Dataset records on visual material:

--- --- ---

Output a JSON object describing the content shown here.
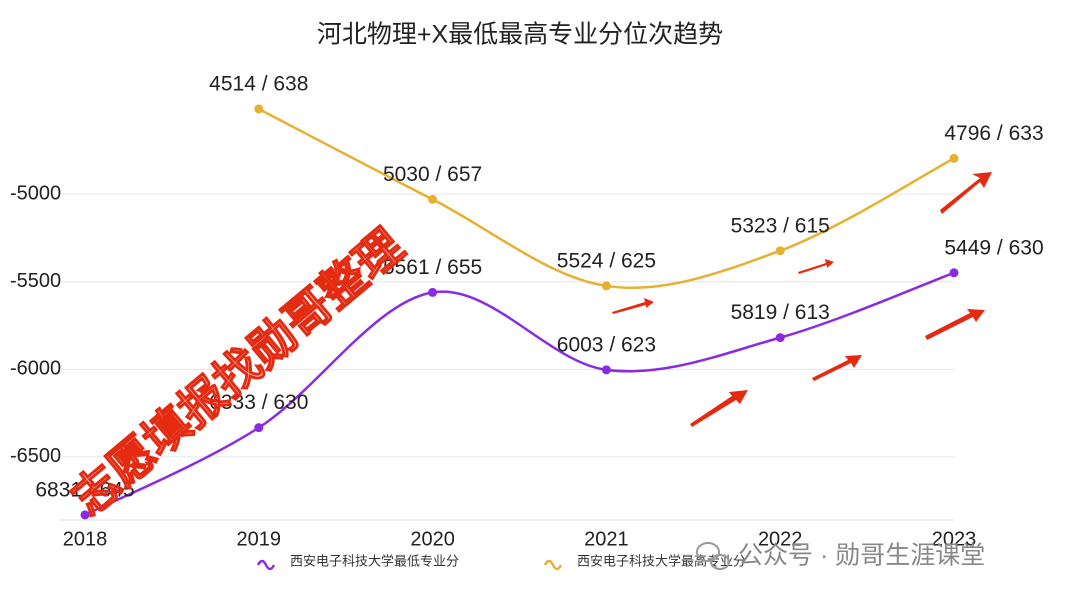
{
  "chart_data": {
    "type": "line",
    "title": "河北物理+X最低最高专业分位次趋势",
    "categories": [
      "2018",
      "2019",
      "2020",
      "2021",
      "2022",
      "2023"
    ],
    "series": [
      {
        "name": "西安电子科技大学最低专业分",
        "color": "#8a2be2",
        "values": [
          -6831,
          -6333,
          -5561,
          -6003,
          -5819,
          -5449
        ],
        "value_labels": [
          "6831 / 645",
          "6333 / 630",
          "5561 / 655",
          "6003 / 623",
          "5819 / 613",
          "5449 / 630"
        ]
      },
      {
        "name": "西安电子科技大学最高专业分",
        "color": "#e6b030",
        "values": [
          null,
          -4514,
          -5030,
          -5524,
          -5323,
          -4796
        ],
        "value_labels": [
          null,
          "4514 / 638",
          "5030 / 657",
          "5524 / 625",
          "5323 / 615",
          "4796 / 633"
        ]
      }
    ],
    "ylim": [
      -6860,
      -4400
    ],
    "yticks": [
      -6500,
      -6000,
      -5500,
      -5000
    ],
    "grid": true,
    "legend": "bottom",
    "watermarks": [
      "志愿填报找勋哥整理",
      "公众号 · 勋哥生涯课堂"
    ]
  }
}
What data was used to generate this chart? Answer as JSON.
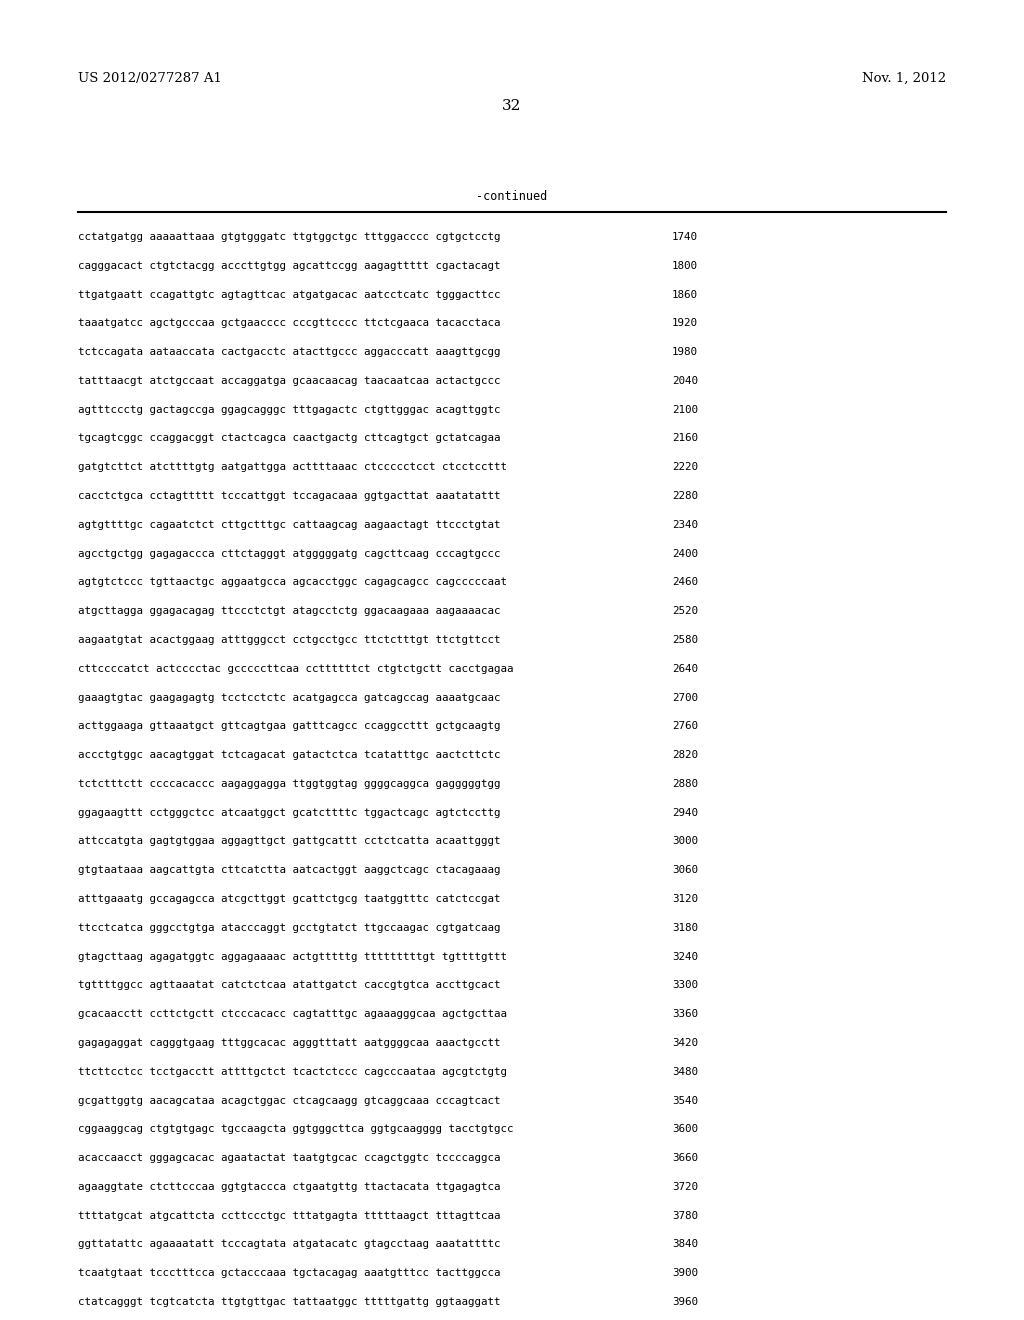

--- --- ---

■ AIM
Repeat the material above verbatim. Leave the pictures behind.

■ EXERCISE RESULT
Output a JSON object describing the content shown here.
{
  "chart_data": {
    "type": "line",
    "title": "河北物理+X最低最高专业分位次趋势",
    "categories": [
      "2018",
      "2019",
      "2020",
      "2021",
      "2022",
      "2023"
    ],
    "series": [
      {
        "name": "西安电子科技大学最低专业分",
        "color": "#8a2be2",
        "values": [
          -6831,
          -6333,
          -5561,
          -6003,
          -5819,
          -5449
        ],
        "value_labels": [
          "6831 / 645",
          "6333 / 630",
          "5561 / 655",
          "6003 / 623",
          "5819 / 613",
          "5449 / 630"
        ]
      },
      {
        "name": "西安电子科技大学最高专业分",
        "color": "#e6b030",
        "values": [
          null,
          -4514,
          -5030,
          -5524,
          -5323,
          -4796
        ],
        "value_labels": [
          null,
          "4514 / 638",
          "5030 / 657",
          "5524 / 625",
          "5323 / 615",
          "4796 / 633"
        ]
      }
    ],
    "ylim": [
      -6860,
      -4400
    ],
    "yticks": [
      -6500,
      -6000,
      -5500,
      -5000
    ],
    "grid": true,
    "legend": "bottom",
    "watermarks": [
      "志愿填报找勋哥整理",
      "公众号 · 勋哥生涯课堂"
    ]
  }
}
What data was used to generate this chart? Answer as JSON.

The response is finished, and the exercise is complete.